Dataset items
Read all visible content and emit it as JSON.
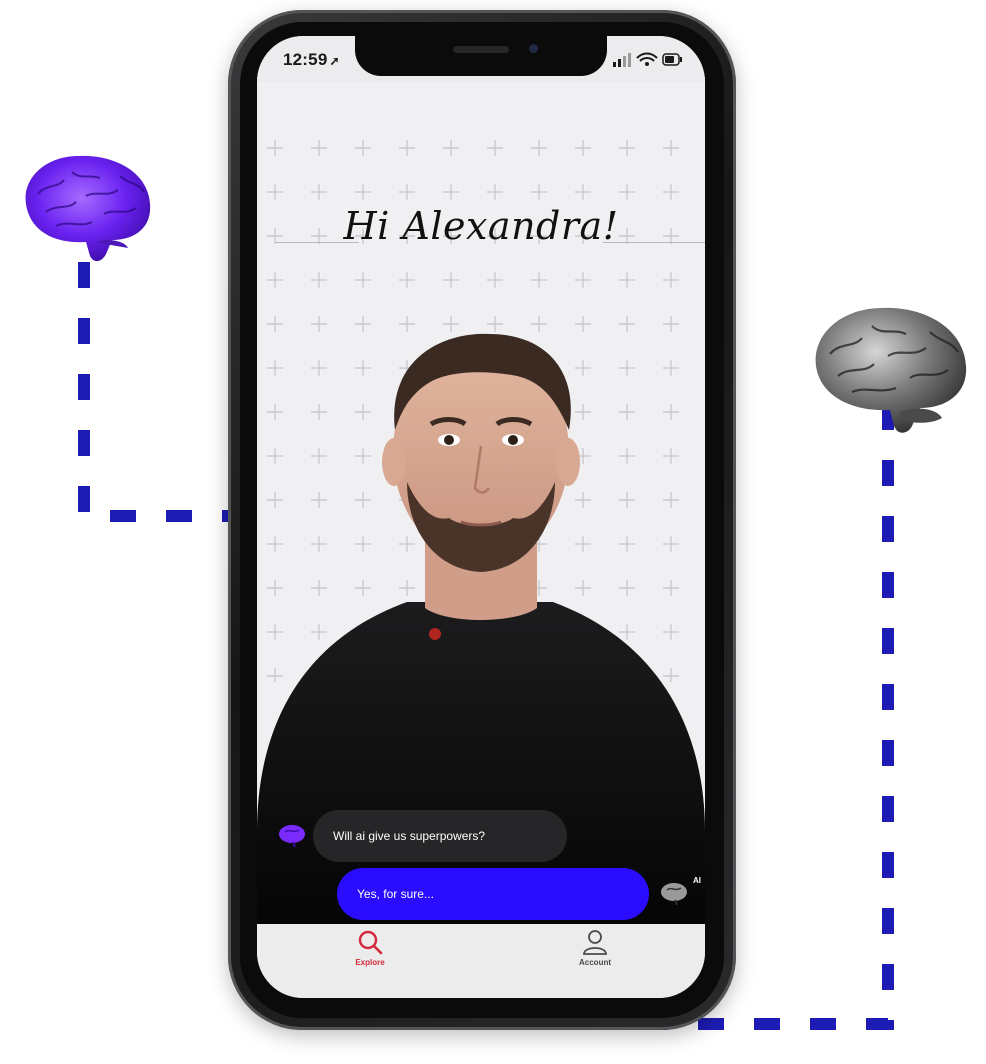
{
  "status_bar": {
    "time": "12:59",
    "location_arrow": "➚"
  },
  "greeting": "Hi Alexandra!",
  "chat": {
    "question": "Will ai give us superpowers?",
    "answer": "Yes, for sure...",
    "ai_tag": "AI"
  },
  "tabs": [
    {
      "label": "Explore",
      "icon": "search-icon",
      "active": true
    },
    {
      "label": "Account",
      "icon": "user-icon",
      "active": false
    }
  ],
  "colors": {
    "connector": "#1c1cb4",
    "answer_bubble": "#2a0cff",
    "question_bubble": "#262628",
    "active_tab": "#d4293c",
    "brain_left": "#7a2cff",
    "brain_right": "#6e6e6e"
  }
}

* **PROBLEM REQUIREMENTS**:
Copy each line above precisely, dropping the pictures.

* **EXERCISE RESULT**:
Read all visible content and emit it as JSON.
{
  "status_bar": {
    "time": "12:59",
    "location_arrow": "➚"
  },
  "greeting": "Hi Alexandra!",
  "chat": {
    "question": "Will ai give us superpowers?",
    "answer": "Yes, for sure...",
    "ai_tag": "AI"
  },
  "tabs": [
    {
      "label": "Explore",
      "icon": "search-icon",
      "active": true
    },
    {
      "label": "Account",
      "icon": "user-icon",
      "active": false
    }
  ],
  "colors": {
    "connector": "#1c1cb4",
    "answer_bubble": "#2a0cff",
    "question_bubble": "#262628",
    "active_tab": "#d4293c",
    "brain_left": "#7a2cff",
    "brain_right": "#6e6e6e"
  }
}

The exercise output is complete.